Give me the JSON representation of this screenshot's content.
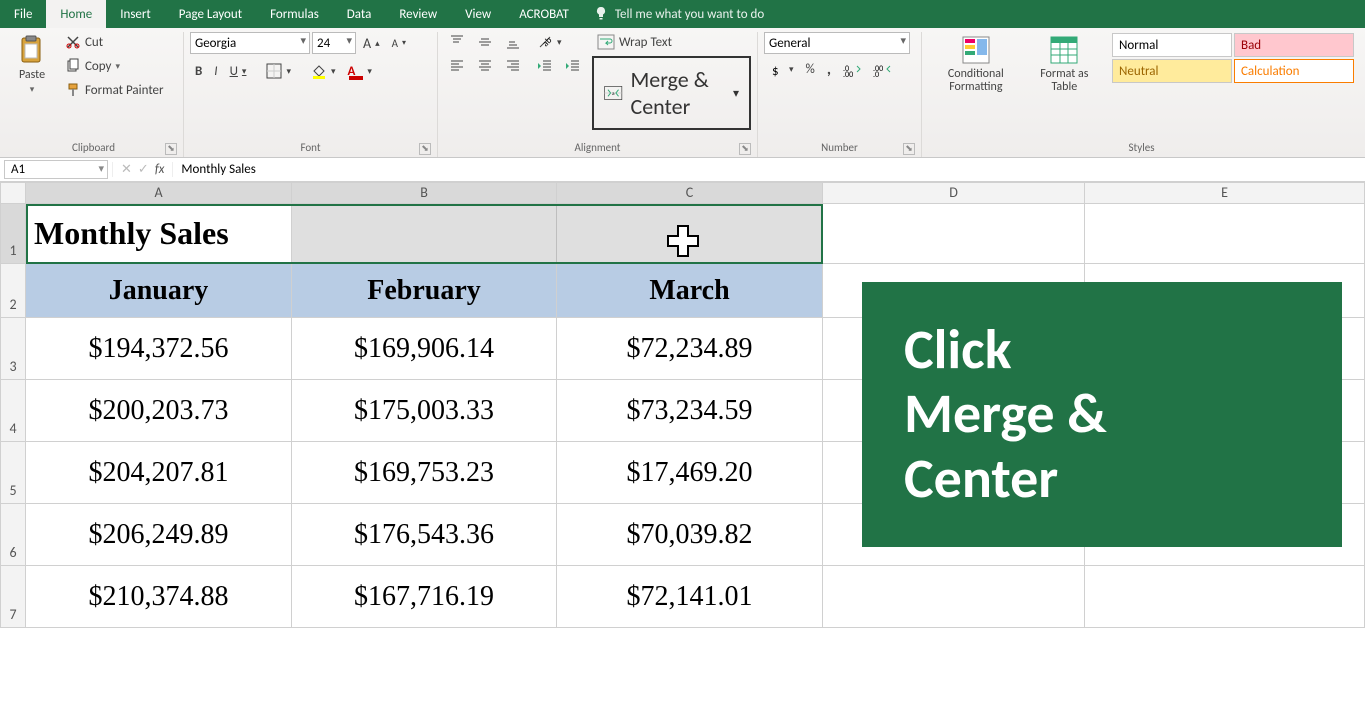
{
  "tabs": {
    "file": "File",
    "home": "Home",
    "insert": "Insert",
    "pageLayout": "Page Layout",
    "formulas": "Formulas",
    "data": "Data",
    "review": "Review",
    "view": "View",
    "acrobat": "ACROBAT",
    "tellme": "Tell me what you want to do"
  },
  "clipboard": {
    "paste": "Paste",
    "cut": "Cut",
    "copy": "Copy",
    "formatPainter": "Format Painter",
    "group": "Clipboard"
  },
  "font": {
    "name": "Georgia",
    "size": "24",
    "group": "Font",
    "bold": "B",
    "italic": "I",
    "underline": "U"
  },
  "alignment": {
    "wrap": "Wrap Text",
    "merge": "Merge & Center",
    "group": "Alignment"
  },
  "number": {
    "format": "General",
    "percent": "%",
    "comma": ",",
    "group": "Number"
  },
  "styles": {
    "cond": "Conditional Formatting",
    "table": "Format as Table",
    "normal": "Normal",
    "bad": "Bad",
    "neutral": "Neutral",
    "calc": "Calculation",
    "group": "Styles"
  },
  "formulaBar": {
    "ref": "A1",
    "fx": "fx",
    "value": "Monthly Sales"
  },
  "columns": [
    "A",
    "B",
    "C",
    "D",
    "E"
  ],
  "data": {
    "title": "Monthly Sales",
    "headers": [
      "January",
      "February",
      "March"
    ],
    "rows": [
      [
        "$194,372.56",
        "$169,906.14",
        "$72,234.89"
      ],
      [
        "$200,203.73",
        "$175,003.33",
        "$73,234.59"
      ],
      [
        "$204,207.81",
        "$169,753.23",
        "$17,469.20"
      ],
      [
        "$206,249.89",
        "$176,543.36",
        "$70,039.82"
      ],
      [
        "$210,374.88",
        "$167,716.19",
        "$72,141.01"
      ]
    ]
  },
  "overlay": {
    "l1": "Click",
    "l2": "Merge &",
    "l3": "Center"
  }
}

§ **What is needed**: Identify all lines where the word "Monthly" shows up. Copy them.

§ **Task answer**:
    "value": "Monthly Sales"
    "title": "Monthly Sales",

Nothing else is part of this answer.